• **Material for this task**:
____________________

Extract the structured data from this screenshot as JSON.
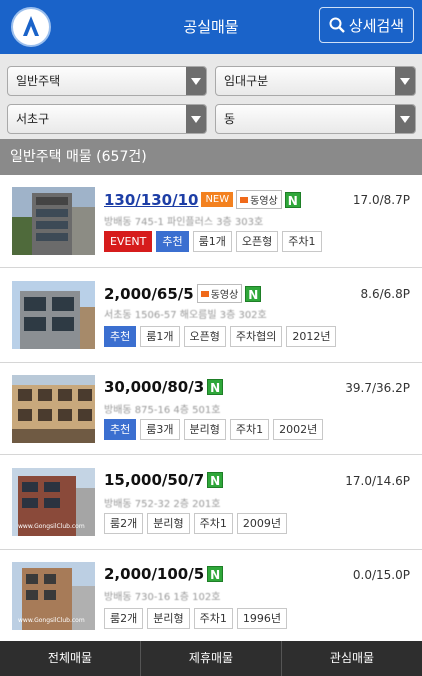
{
  "header": {
    "title": "공실매물",
    "search_label": "상세검색"
  },
  "filters": {
    "type": "일반주택",
    "rent": "임대구분",
    "district": "서초구",
    "dong": "동"
  },
  "section": {
    "label": "일반주택 매물 (657건)"
  },
  "listings": [
    {
      "price": "130/130/10",
      "new_label": "NEW",
      "video_label": "동영상",
      "n_label": "N",
      "area": "17.0/8.7P",
      "address": "방배동 745-1 파인플러스 3층 303호",
      "chips": [
        "EVENT",
        "추천",
        "룸1개",
        "오픈형",
        "주차1"
      ]
    },
    {
      "price": "2,000/65/5",
      "video_label": "동영상",
      "n_label": "N",
      "area": "8.6/6.8P",
      "address": "서초동 1506-57 해오름빌 3층 302호",
      "chips": [
        "추천",
        "룸1개",
        "오픈형",
        "주차협의",
        "2012년"
      ]
    },
    {
      "price": "30,000/80/3",
      "n_label": "N",
      "area": "39.7/36.2P",
      "address": "방배동 875-16 4층 501호",
      "chips": [
        "추천",
        "룸3개",
        "분리형",
        "주차1",
        "2002년"
      ]
    },
    {
      "price": "15,000/50/7",
      "n_label": "N",
      "area": "17.0/14.6P",
      "address": "방배동 752-32 2층 201호",
      "chips": [
        "룸2개",
        "분리형",
        "주차1",
        "2009년"
      ]
    },
    {
      "price": "2,000/100/5",
      "n_label": "N",
      "area": "0.0/15.0P",
      "address": "방배동 730-16 1층 102호",
      "chips": [
        "룸2개",
        "분리형",
        "주차1",
        "1996년"
      ]
    }
  ],
  "bottom_nav": [
    "전체매물",
    "제휴매물",
    "관심매물"
  ],
  "colors": {
    "header_blue": "#1a63c9",
    "tag_green": "#2fa73a",
    "tag_orange": "#f3811f",
    "chip_blue": "#3b6fd0",
    "chip_red": "#d61c1c"
  }
}
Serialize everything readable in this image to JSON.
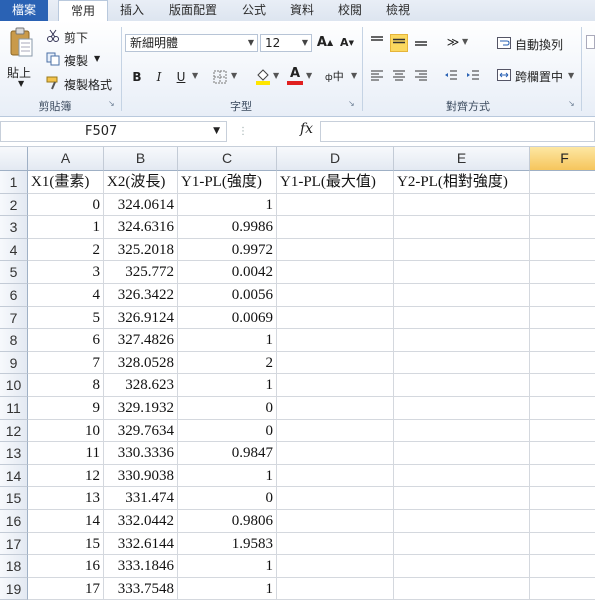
{
  "ribbon_tabs": [
    "檔案",
    "常用",
    "插入",
    "版面配置",
    "公式",
    "資料",
    "校閱",
    "檢視"
  ],
  "clipboard": {
    "paste": "貼上",
    "cut": "剪下",
    "copy": "複製",
    "format_painter": "複製格式",
    "group_label": "剪貼簿"
  },
  "font": {
    "name": "新細明體",
    "size": "12",
    "grow": "A",
    "shrink": "A",
    "bold": "B",
    "italic": "I",
    "underline": "U",
    "font_color_label": "A",
    "phonetic": "中",
    "group_label": "字型"
  },
  "alignment": {
    "wrap_text": "自動換列",
    "merge_center": "跨欄置中",
    "group_label": "對齊方式"
  },
  "formula_bar": {
    "name_box": "F507",
    "fx": "fx",
    "value": ""
  },
  "columns": [
    "A",
    "B",
    "C",
    "D",
    "E",
    "F"
  ],
  "selected_column": "F",
  "rows": [
    {
      "n": "1",
      "cells": [
        "X1(畫素)",
        "X2(波長)",
        "Y1-PL(強度)",
        "Y1-PL(最大值)",
        "Y2-PL(相對強度)",
        ""
      ]
    },
    {
      "n": "2",
      "cells": [
        "0",
        "324.0614",
        "1",
        "",
        "",
        ""
      ]
    },
    {
      "n": "3",
      "cells": [
        "1",
        "324.6316",
        "0.9986",
        "",
        "",
        ""
      ]
    },
    {
      "n": "4",
      "cells": [
        "2",
        "325.2018",
        "0.9972",
        "",
        "",
        ""
      ]
    },
    {
      "n": "5",
      "cells": [
        "3",
        "325.772",
        "0.0042",
        "",
        "",
        ""
      ]
    },
    {
      "n": "6",
      "cells": [
        "4",
        "326.3422",
        "0.0056",
        "",
        "",
        ""
      ]
    },
    {
      "n": "7",
      "cells": [
        "5",
        "326.9124",
        "0.0069",
        "",
        "",
        ""
      ]
    },
    {
      "n": "8",
      "cells": [
        "6",
        "327.4826",
        "1",
        "",
        "",
        ""
      ]
    },
    {
      "n": "9",
      "cells": [
        "7",
        "328.0528",
        "2",
        "",
        "",
        ""
      ]
    },
    {
      "n": "10",
      "cells": [
        "8",
        "328.623",
        "1",
        "",
        "",
        ""
      ]
    },
    {
      "n": "11",
      "cells": [
        "9",
        "329.1932",
        "0",
        "",
        "",
        ""
      ]
    },
    {
      "n": "12",
      "cells": [
        "10",
        "329.7634",
        "0",
        "",
        "",
        ""
      ]
    },
    {
      "n": "13",
      "cells": [
        "11",
        "330.3336",
        "0.9847",
        "",
        "",
        ""
      ]
    },
    {
      "n": "14",
      "cells": [
        "12",
        "330.9038",
        "1",
        "",
        "",
        ""
      ]
    },
    {
      "n": "15",
      "cells": [
        "13",
        "331.474",
        "0",
        "",
        "",
        ""
      ]
    },
    {
      "n": "16",
      "cells": [
        "14",
        "332.0442",
        "0.9806",
        "",
        "",
        ""
      ]
    },
    {
      "n": "17",
      "cells": [
        "15",
        "332.6144",
        "1.9583",
        "",
        "",
        ""
      ]
    },
    {
      "n": "18",
      "cells": [
        "16",
        "333.1846",
        "1",
        "",
        "",
        ""
      ]
    },
    {
      "n": "19",
      "cells": [
        "17",
        "333.7548",
        "1",
        "",
        "",
        ""
      ]
    }
  ],
  "colors": {
    "file_tab": "#2a62b4",
    "selected_header": "#f6c55c",
    "highlight_yellow": "#ffe600",
    "font_red": "#e02020"
  }
}
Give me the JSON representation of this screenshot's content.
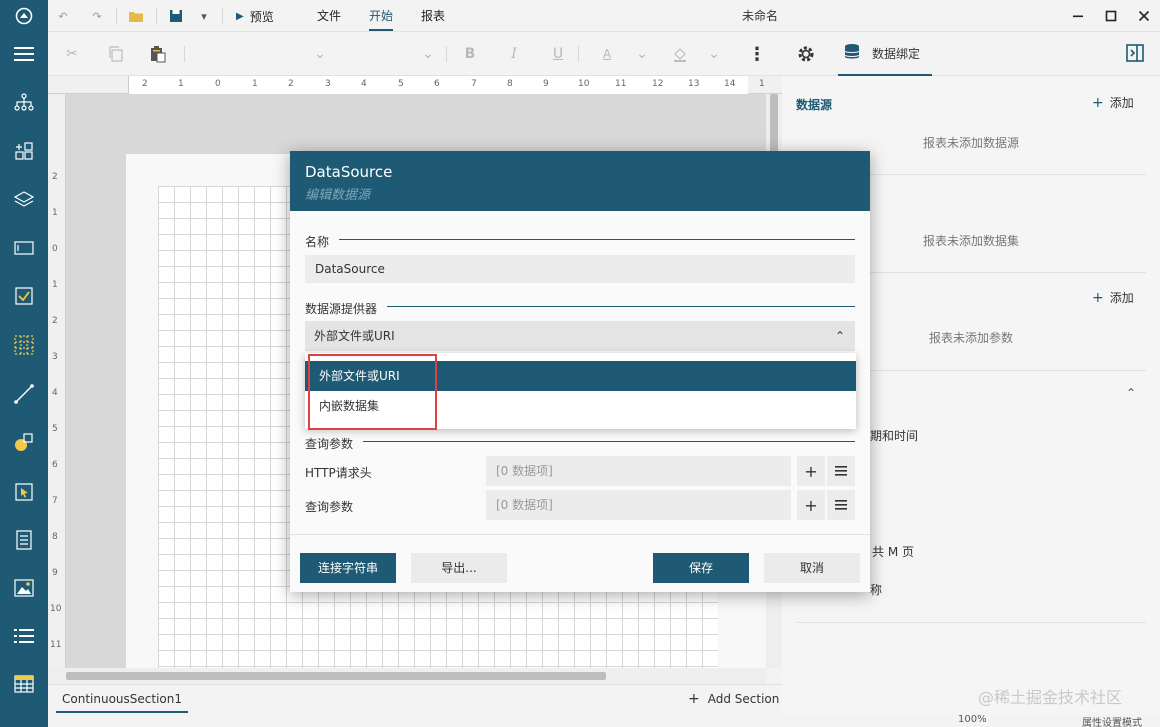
{
  "titlebar": {
    "preview_label": "预览",
    "menu": [
      "文件",
      "开始",
      "报表"
    ],
    "window_title": "未命名"
  },
  "right_header": {
    "tab_label": "数据绑定"
  },
  "right_panel": {
    "datasource_title": "数据源",
    "add_label": "添加",
    "datasource_empty": "报表未添加数据源",
    "dataset_empty": "报表未添加数据集",
    "param_add_label": "添加",
    "param_empty": "报表未添加参数",
    "datetime_partial": "期和时间",
    "page_partial": "、共 M 页",
    "name_partial": "称"
  },
  "ruler_h": [
    "2",
    "1",
    "0",
    "1",
    "2",
    "3",
    "4",
    "5",
    "6",
    "7",
    "8",
    "9",
    "10",
    "11",
    "12",
    "13",
    "14",
    "1"
  ],
  "ruler_v": [
    "2",
    "1",
    "0",
    "1",
    "2",
    "3",
    "4",
    "5",
    "6",
    "7",
    "8",
    "9",
    "10",
    "11"
  ],
  "bottom": {
    "section_tab": "ContinuousSection1",
    "add_section": "Add Section"
  },
  "status": {
    "zoom": "100%",
    "mode": "属性设置模式"
  },
  "watermark": "@稀土掘金技术社区",
  "modal": {
    "title": "DataSource",
    "subtitle": "编辑数据源",
    "name_label": "名称",
    "name_value": "DataSource",
    "provider_label": "数据源提供器",
    "provider_selected": "外部文件或URI",
    "provider_options": [
      "外部文件或URI",
      "内嵌数据集"
    ],
    "query_label": "查询参数",
    "http_header_label": "HTTP请求头",
    "http_header_placeholder": "[0 数据项]",
    "query_param_label": "查询参数",
    "query_param_placeholder": "[0 数据项]",
    "buttons": {
      "connection_string": "连接字符串",
      "export": "导出...",
      "save": "保存",
      "cancel": "取消"
    }
  },
  "colors": {
    "accent": "#1e5a73",
    "highlight_border": "#e04040"
  }
}
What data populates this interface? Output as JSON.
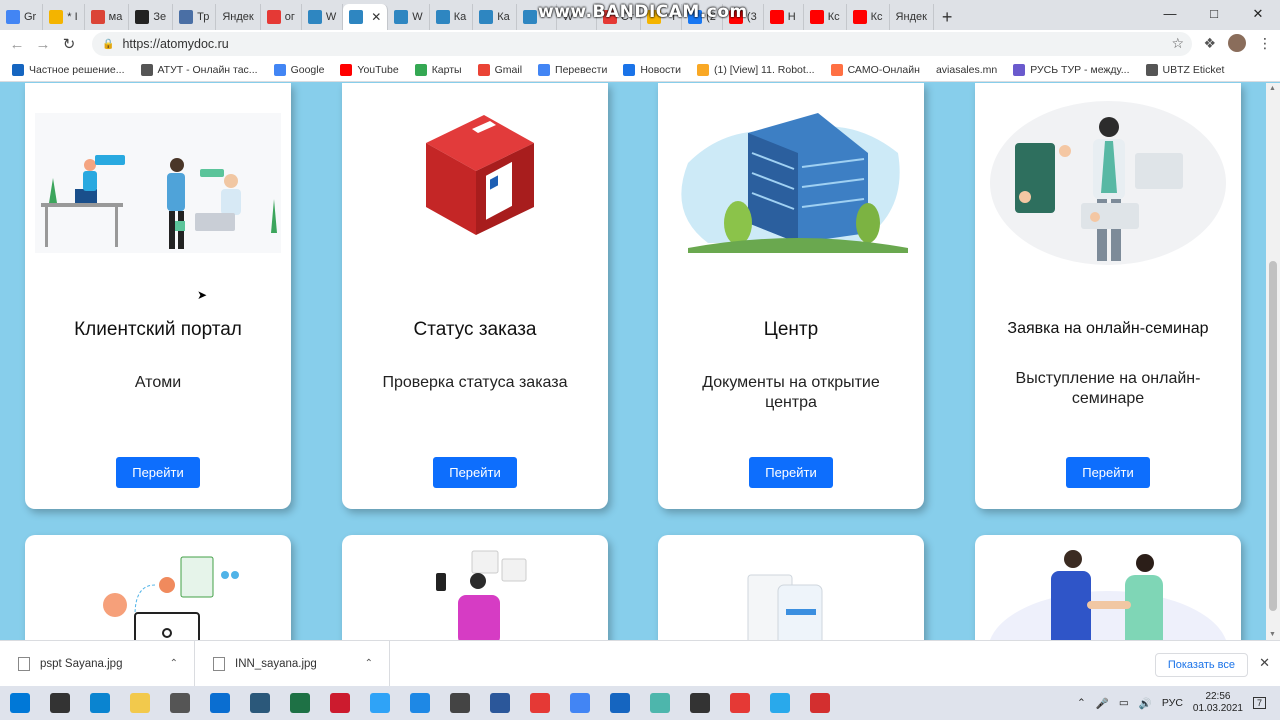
{
  "browser": {
    "tabs": [
      {
        "label": "Gr",
        "icon": "google-icon",
        "color": "#4285F4"
      },
      {
        "label": "* I",
        "icon": "mail-icon",
        "color": "#F4B400"
      },
      {
        "label": "ма",
        "icon": "doc-icon",
        "color": "#DB4437"
      },
      {
        "label": "Зе",
        "icon": "n-icon",
        "color": "#222222"
      },
      {
        "label": "Тр",
        "icon": "translate-icon",
        "color": "#4A6FA5"
      },
      {
        "label": "Яндек",
        "icon": "",
        "color": ""
      },
      {
        "label": "ог",
        "icon": "yandex-icon",
        "color": "#E53935"
      },
      {
        "label": "W",
        "icon": "atomy-icon",
        "color": "#2E86C1"
      },
      {
        "label": "",
        "icon": "atomy-icon",
        "color": "#2E86C1",
        "active": true
      },
      {
        "label": "W",
        "icon": "atomy-icon",
        "color": "#2E86C1"
      },
      {
        "label": "Ка",
        "icon": "atomy-icon",
        "color": "#2E86C1"
      },
      {
        "label": "Ка",
        "icon": "atomy-icon",
        "color": "#2E86C1"
      },
      {
        "label": "",
        "icon": "atomy-icon",
        "color": "#2E86C1"
      },
      {
        "label": "W",
        "icon": "",
        "color": ""
      },
      {
        "label": "Ст",
        "icon": "yandex-icon",
        "color": "#E53935"
      },
      {
        "label": "* I",
        "icon": "mail-icon",
        "color": "#F4B400"
      },
      {
        "label": "(2",
        "icon": "facebook-icon",
        "color": "#1877F2"
      },
      {
        "label": "(3",
        "icon": "youtube-icon",
        "color": "#FF0000"
      },
      {
        "label": "Н",
        "icon": "youtube-icon",
        "color": "#FF0000"
      },
      {
        "label": "Кс",
        "icon": "youtube-icon",
        "color": "#FF0000"
      },
      {
        "label": "Кс",
        "icon": "youtube-icon",
        "color": "#FF0000"
      },
      {
        "label": "Яндек",
        "icon": "",
        "color": ""
      }
    ],
    "watermark": "www.BANDICAM.com",
    "url": "https://atomydoc.ru",
    "bookmarks": [
      {
        "label": "Частное решение...",
        "color": "#1565C0"
      },
      {
        "label": "АТУТ - Онлайн тас...",
        "color": "#555555"
      },
      {
        "label": "Google",
        "color": "#4285F4"
      },
      {
        "label": "YouTube",
        "color": "#FF0000"
      },
      {
        "label": "Карты",
        "color": "#34A853"
      },
      {
        "label": "Gmail",
        "color": "#EA4335"
      },
      {
        "label": "Перевести",
        "color": "#4285F4"
      },
      {
        "label": "Новости",
        "color": "#1A73E8"
      },
      {
        "label": "(1) [View] 11. Robot...",
        "color": "#F9A825"
      },
      {
        "label": "САМО-Онлайн",
        "color": "#FF7043"
      },
      {
        "label": "aviasales.mn",
        "color": ""
      },
      {
        "label": "РУСЬ ТУР - между...",
        "color": "#6A5ACD"
      },
      {
        "label": "UBTZ Eticket",
        "color": "#555555"
      }
    ]
  },
  "cards": [
    {
      "title": "Клиентский портал",
      "subtitle": "Атоми",
      "button": "Перейти",
      "illustration": "office-team-illustration"
    },
    {
      "title": "Статус заказа",
      "subtitle": "Проверка статуса заказа",
      "button": "Перейти",
      "illustration": "parcel-box-illustration"
    },
    {
      "title": "Центр",
      "subtitle": "Документы на открытие центра",
      "button": "Перейти",
      "illustration": "office-building-illustration"
    },
    {
      "title": "Заявка на онлайн-семинар",
      "subtitle": "Выступление на онлайн-семинаре",
      "button": "Перейти",
      "illustration": "online-seminar-illustration"
    }
  ],
  "cards_row2": [
    {
      "illustration": "document-sharing-illustration"
    },
    {
      "illustration": "mobile-user-illustration"
    },
    {
      "illustration": "documents-phone-illustration"
    },
    {
      "illustration": "handshake-illustration"
    }
  ],
  "downloads": [
    {
      "file": "pspt Sayana.jpg"
    },
    {
      "file": "INN_sayana.jpg"
    }
  ],
  "downloads_show_all": "Показать все",
  "taskbar": {
    "lang": "РУС",
    "time": "22:56",
    "date": "01.03.2021",
    "notifications": "7",
    "apps": [
      {
        "icon": "start-icon",
        "color": "#0078D7"
      },
      {
        "icon": "search-icon",
        "color": "#333333"
      },
      {
        "icon": "edge-icon",
        "color": "#0A84D0"
      },
      {
        "icon": "explorer-icon",
        "color": "#F2C94C"
      },
      {
        "icon": "store-icon",
        "color": "#555555"
      },
      {
        "icon": "mail-app-icon",
        "color": "#0A6ED1"
      },
      {
        "icon": "vk-icon",
        "color": "#2B587A"
      },
      {
        "icon": "excel-icon",
        "color": "#1E7145"
      },
      {
        "icon": "opera-icon",
        "color": "#CC1B2E"
      },
      {
        "icon": "photoshop-icon",
        "color": "#2FA3F7"
      },
      {
        "icon": "photos-icon",
        "color": "#1E88E5"
      },
      {
        "icon": "calculator-icon",
        "color": "#444444"
      },
      {
        "icon": "word-icon",
        "color": "#2B579A"
      },
      {
        "icon": "yandex-browser-icon",
        "color": "#E53935"
      },
      {
        "icon": "chrome-icon",
        "color": "#4285F4"
      },
      {
        "icon": "remote-desktop-icon",
        "color": "#1565C0"
      },
      {
        "icon": "notes-icon",
        "color": "#4DB6AC"
      },
      {
        "icon": "settings-icon",
        "color": "#333333"
      },
      {
        "icon": "yandex-icon",
        "color": "#E53935"
      },
      {
        "icon": "telegram-icon",
        "color": "#29A9EB"
      },
      {
        "icon": "record-icon",
        "color": "#D32F2F"
      }
    ]
  }
}
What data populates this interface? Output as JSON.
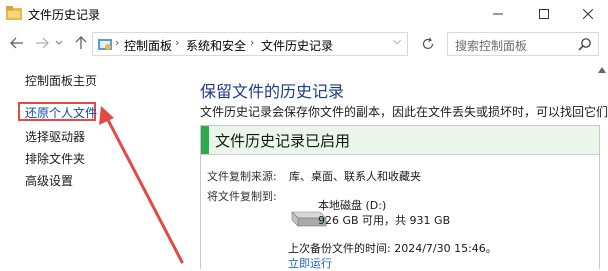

____________________

• **Task statement**:
Copy all lines of the listing above that contain the string "外部文件或URI".

• **In response**:
    "provider_selected": "外部文件或URI",
      "外部文件或URI",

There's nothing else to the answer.